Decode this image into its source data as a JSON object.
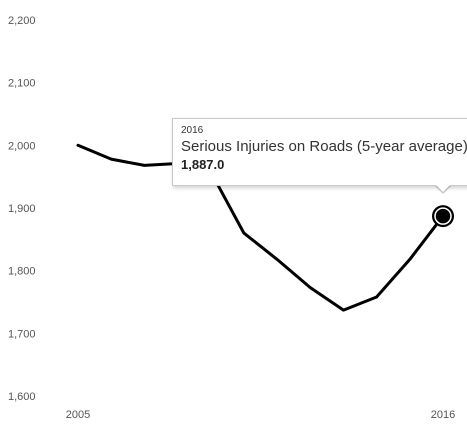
{
  "chart_data": {
    "type": "line",
    "x": [
      2005,
      2006,
      2007,
      2008,
      2009,
      2010,
      2011,
      2012,
      2013,
      2014,
      2015,
      2016
    ],
    "series": [
      {
        "name": "Serious Injuries on Roads (5-year average)",
        "values": [
          2000,
          1978,
          1968,
          1971,
          1958,
          1860,
          1818,
          1773,
          1737,
          1758,
          1818,
          1887
        ],
        "color": "#000000"
      }
    ],
    "y_ticks": [
      "2,200",
      "2,100",
      "2,000",
      "1,900",
      "1,800",
      "1,700",
      "1,600"
    ],
    "x_ticks": [
      "2005",
      "2016"
    ],
    "ylim": [
      1600,
      2200
    ],
    "xlim": [
      2005,
      2016
    ],
    "grid": false,
    "highlight": {
      "x": 2016,
      "value": 1887
    }
  },
  "tooltip": {
    "year": "2016",
    "series_label": "Serious Injuries on Roads (5-year average):",
    "value": "1,887.0"
  }
}
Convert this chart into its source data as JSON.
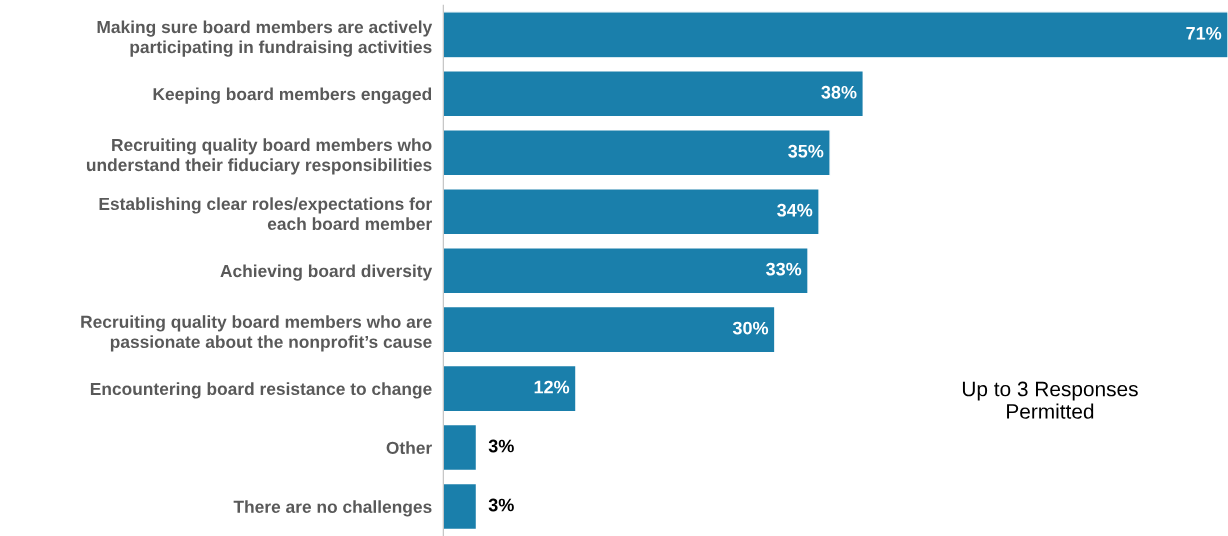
{
  "chart_data": {
    "type": "bar",
    "orientation": "horizontal",
    "categories": [
      "Making sure board members are actively\nparticipating in fundraising activities",
      "Keeping board members engaged",
      "Recruiting quality board members who\nunderstand their fiduciary responsibilities",
      "Establishing clear roles/expectations for\neach board member",
      "Achieving board diversity",
      "Recruiting quality board members who are\npassionate about the nonprofit’s cause",
      "Encountering board resistance to change",
      "Other",
      "There are no challenges"
    ],
    "values": [
      71,
      38,
      35,
      34,
      33,
      30,
      12,
      3,
      3
    ],
    "value_labels": [
      "71%",
      "38%",
      "35%",
      "34%",
      "33%",
      "30%",
      "12%",
      "3%",
      "3%"
    ],
    "color": "#1a7fab",
    "annotations": [
      "Up to 3 Responses\nPermitted"
    ],
    "grid": false,
    "legend": false
  }
}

____________

**Directive**
Identify each line holding the string "average", and copy it out.

**Written solution**
        "name": "Serious Injuries on Roads (5-year average)",
    "series_label": "Serious Injuries on Roads (5-year average):",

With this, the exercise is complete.